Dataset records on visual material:
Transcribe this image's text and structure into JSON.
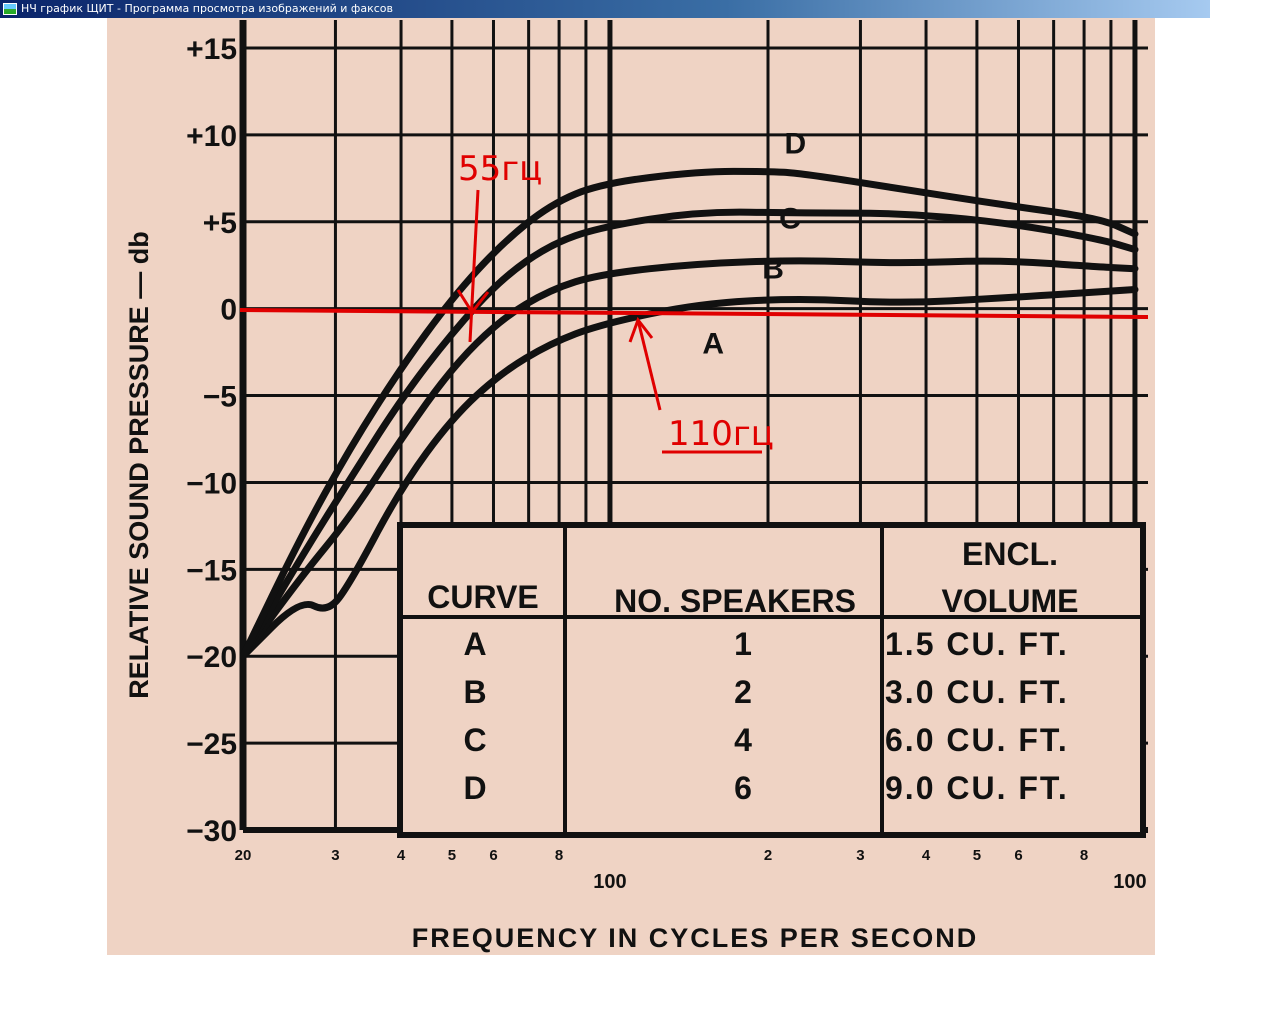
{
  "window": {
    "title": "НЧ график ЩИТ - Программа просмотра изображений и факсов",
    "icon": "image-viewer-icon"
  },
  "colors": {
    "paper": "#efd3c4",
    "ink": "#111111",
    "annotation": "#e00000"
  },
  "chart_data": {
    "type": "line",
    "xlabel": "FREQUENCY IN CYCLES PER SECOND",
    "ylabel": "RELATIVE SOUND PRESSURE — db",
    "xscale": "log",
    "xlim": [
      20,
      1000
    ],
    "ylim": [
      -30,
      15
    ],
    "grid": true,
    "yticks": [
      {
        "value": 15,
        "label": "+15"
      },
      {
        "value": 10,
        "label": "+10"
      },
      {
        "value": 5,
        "label": "+5"
      },
      {
        "value": 0,
        "label": "0"
      },
      {
        "value": -5,
        "label": "−5"
      },
      {
        "value": -10,
        "label": "−10"
      },
      {
        "value": -15,
        "label": "−15"
      },
      {
        "value": -20,
        "label": "−20"
      },
      {
        "value": -25,
        "label": "−25"
      },
      {
        "value": -30,
        "label": "−30"
      }
    ],
    "xticks": [
      {
        "value": 20,
        "label": "20"
      },
      {
        "value": 30,
        "label": "3"
      },
      {
        "value": 40,
        "label": "4"
      },
      {
        "value": 50,
        "label": "5"
      },
      {
        "value": 60,
        "label": "6"
      },
      {
        "value": 80,
        "label": "8"
      },
      {
        "value": 100,
        "label": "100"
      },
      {
        "value": 200,
        "label": "2"
      },
      {
        "value": 300,
        "label": "3"
      },
      {
        "value": 400,
        "label": "4"
      },
      {
        "value": 500,
        "label": "5"
      },
      {
        "value": 600,
        "label": "6"
      },
      {
        "value": 800,
        "label": "8"
      },
      {
        "value": 1000,
        "label": "100"
      }
    ],
    "series": [
      {
        "name": "A",
        "x": [
          20,
          25.7,
          29,
          32,
          40,
          50,
          62,
          77,
          96,
          148,
          230,
          357,
          553,
          1000
        ],
        "y": [
          -20,
          -16.7,
          -17.5,
          -15.8,
          -10.3,
          -6.3,
          -3.7,
          -2,
          -0.9,
          0.3,
          0.6,
          0.3,
          0.6,
          1.1
        ],
        "label_at": [
          150,
          -2
        ]
      },
      {
        "name": "B",
        "x": [
          20,
          25.7,
          32,
          40,
          50,
          62,
          77,
          96,
          148,
          230,
          357,
          553,
          858,
          1000
        ],
        "y": [
          -20,
          -15.5,
          -12,
          -7.5,
          -3.4,
          -0.6,
          1.1,
          2,
          2.6,
          2.8,
          2.6,
          2.8,
          2.4,
          2.3
        ],
        "label_at": [
          195,
          2.3
        ]
      },
      {
        "name": "C",
        "x": [
          20,
          25.7,
          32,
          40,
          50,
          62,
          77,
          96,
          148,
          230,
          357,
          553,
          858,
          1000
        ],
        "y": [
          -20,
          -14.4,
          -9.8,
          -5.2,
          -1.4,
          1.7,
          3.7,
          4.7,
          5.6,
          5.5,
          5.5,
          5,
          4,
          3.4
        ],
        "label_at": [
          210,
          5.2
        ]
      },
      {
        "name": "D",
        "x": [
          20,
          25.7,
          32,
          40,
          50,
          62,
          77,
          96,
          148,
          200,
          230,
          357,
          553,
          858,
          1000
        ],
        "y": [
          -20,
          -13.2,
          -8,
          -3.4,
          0.6,
          3.7,
          6,
          7.2,
          7.9,
          7.9,
          7.8,
          6.9,
          6,
          5.2,
          4.3
        ],
        "label_at": [
          215,
          9.5
        ]
      }
    ],
    "table": {
      "headers": [
        "CURVE",
        "NO. SPEAKERS",
        "ENCL.",
        "VOLUME"
      ],
      "rows": [
        {
          "curve": "A",
          "speakers": "1",
          "volume": "1.5 CU. FT."
        },
        {
          "curve": "B",
          "speakers": "2",
          "volume": "3.0 CU. FT."
        },
        {
          "curve": "C",
          "speakers": "4",
          "volume": "6.0 CU. FT."
        },
        {
          "curve": "D",
          "speakers": "6",
          "volume": "9.0 CU. FT."
        }
      ]
    },
    "annotations": [
      {
        "type": "hline",
        "y": 0,
        "color": "#e00000"
      },
      {
        "type": "arrow",
        "text": "55гц",
        "x": 55,
        "y": 0
      },
      {
        "type": "arrow",
        "text": "110гц",
        "x": 110,
        "y": 0,
        "underline": true
      }
    ]
  }
}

■ WHAT IS NEEDED
Return each line of the data, keeping its wording exact and omitting pictures.

■ THE OUTPUT
Transcribe this image's text and structure into JSON.
{
  "window": {
    "title": "НЧ график ЩИТ - Программа просмотра изображений и факсов",
    "icon": "image-viewer-icon"
  },
  "colors": {
    "paper": "#efd3c4",
    "ink": "#111111",
    "annotation": "#e00000"
  },
  "chart_data": {
    "type": "line",
    "xlabel": "FREQUENCY IN CYCLES PER SECOND",
    "ylabel": "RELATIVE SOUND PRESSURE — db",
    "xscale": "log",
    "xlim": [
      20,
      1000
    ],
    "ylim": [
      -30,
      15
    ],
    "grid": true,
    "yticks": [
      {
        "value": 15,
        "label": "+15"
      },
      {
        "value": 10,
        "label": "+10"
      },
      {
        "value": 5,
        "label": "+5"
      },
      {
        "value": 0,
        "label": "0"
      },
      {
        "value": -5,
        "label": "−5"
      },
      {
        "value": -10,
        "label": "−10"
      },
      {
        "value": -15,
        "label": "−15"
      },
      {
        "value": -20,
        "label": "−20"
      },
      {
        "value": -25,
        "label": "−25"
      },
      {
        "value": -30,
        "label": "−30"
      }
    ],
    "xticks": [
      {
        "value": 20,
        "label": "20"
      },
      {
        "value": 30,
        "label": "3"
      },
      {
        "value": 40,
        "label": "4"
      },
      {
        "value": 50,
        "label": "5"
      },
      {
        "value": 60,
        "label": "6"
      },
      {
        "value": 80,
        "label": "8"
      },
      {
        "value": 100,
        "label": "100"
      },
      {
        "value": 200,
        "label": "2"
      },
      {
        "value": 300,
        "label": "3"
      },
      {
        "value": 400,
        "label": "4"
      },
      {
        "value": 500,
        "label": "5"
      },
      {
        "value": 600,
        "label": "6"
      },
      {
        "value": 800,
        "label": "8"
      },
      {
        "value": 1000,
        "label": "100"
      }
    ],
    "series": [
      {
        "name": "A",
        "x": [
          20,
          25.7,
          29,
          32,
          40,
          50,
          62,
          77,
          96,
          148,
          230,
          357,
          553,
          1000
        ],
        "y": [
          -20,
          -16.7,
          -17.5,
          -15.8,
          -10.3,
          -6.3,
          -3.7,
          -2,
          -0.9,
          0.3,
          0.6,
          0.3,
          0.6,
          1.1
        ],
        "label_at": [
          150,
          -2
        ]
      },
      {
        "name": "B",
        "x": [
          20,
          25.7,
          32,
          40,
          50,
          62,
          77,
          96,
          148,
          230,
          357,
          553,
          858,
          1000
        ],
        "y": [
          -20,
          -15.5,
          -12,
          -7.5,
          -3.4,
          -0.6,
          1.1,
          2,
          2.6,
          2.8,
          2.6,
          2.8,
          2.4,
          2.3
        ],
        "label_at": [
          195,
          2.3
        ]
      },
      {
        "name": "C",
        "x": [
          20,
          25.7,
          32,
          40,
          50,
          62,
          77,
          96,
          148,
          230,
          357,
          553,
          858,
          1000
        ],
        "y": [
          -20,
          -14.4,
          -9.8,
          -5.2,
          -1.4,
          1.7,
          3.7,
          4.7,
          5.6,
          5.5,
          5.5,
          5,
          4,
          3.4
        ],
        "label_at": [
          210,
          5.2
        ]
      },
      {
        "name": "D",
        "x": [
          20,
          25.7,
          32,
          40,
          50,
          62,
          77,
          96,
          148,
          200,
          230,
          357,
          553,
          858,
          1000
        ],
        "y": [
          -20,
          -13.2,
          -8,
          -3.4,
          0.6,
          3.7,
          6,
          7.2,
          7.9,
          7.9,
          7.8,
          6.9,
          6,
          5.2,
          4.3
        ],
        "label_at": [
          215,
          9.5
        ]
      }
    ],
    "table": {
      "headers": [
        "CURVE",
        "NO. SPEAKERS",
        "ENCL.",
        "VOLUME"
      ],
      "rows": [
        {
          "curve": "A",
          "speakers": "1",
          "volume": "1.5 CU. FT."
        },
        {
          "curve": "B",
          "speakers": "2",
          "volume": "3.0 CU. FT."
        },
        {
          "curve": "C",
          "speakers": "4",
          "volume": "6.0 CU. FT."
        },
        {
          "curve": "D",
          "speakers": "6",
          "volume": "9.0 CU. FT."
        }
      ]
    },
    "annotations": [
      {
        "type": "hline",
        "y": 0,
        "color": "#e00000"
      },
      {
        "type": "arrow",
        "text": "55гц",
        "x": 55,
        "y": 0
      },
      {
        "type": "arrow",
        "text": "110гц",
        "x": 110,
        "y": 0,
        "underline": true
      }
    ]
  }
}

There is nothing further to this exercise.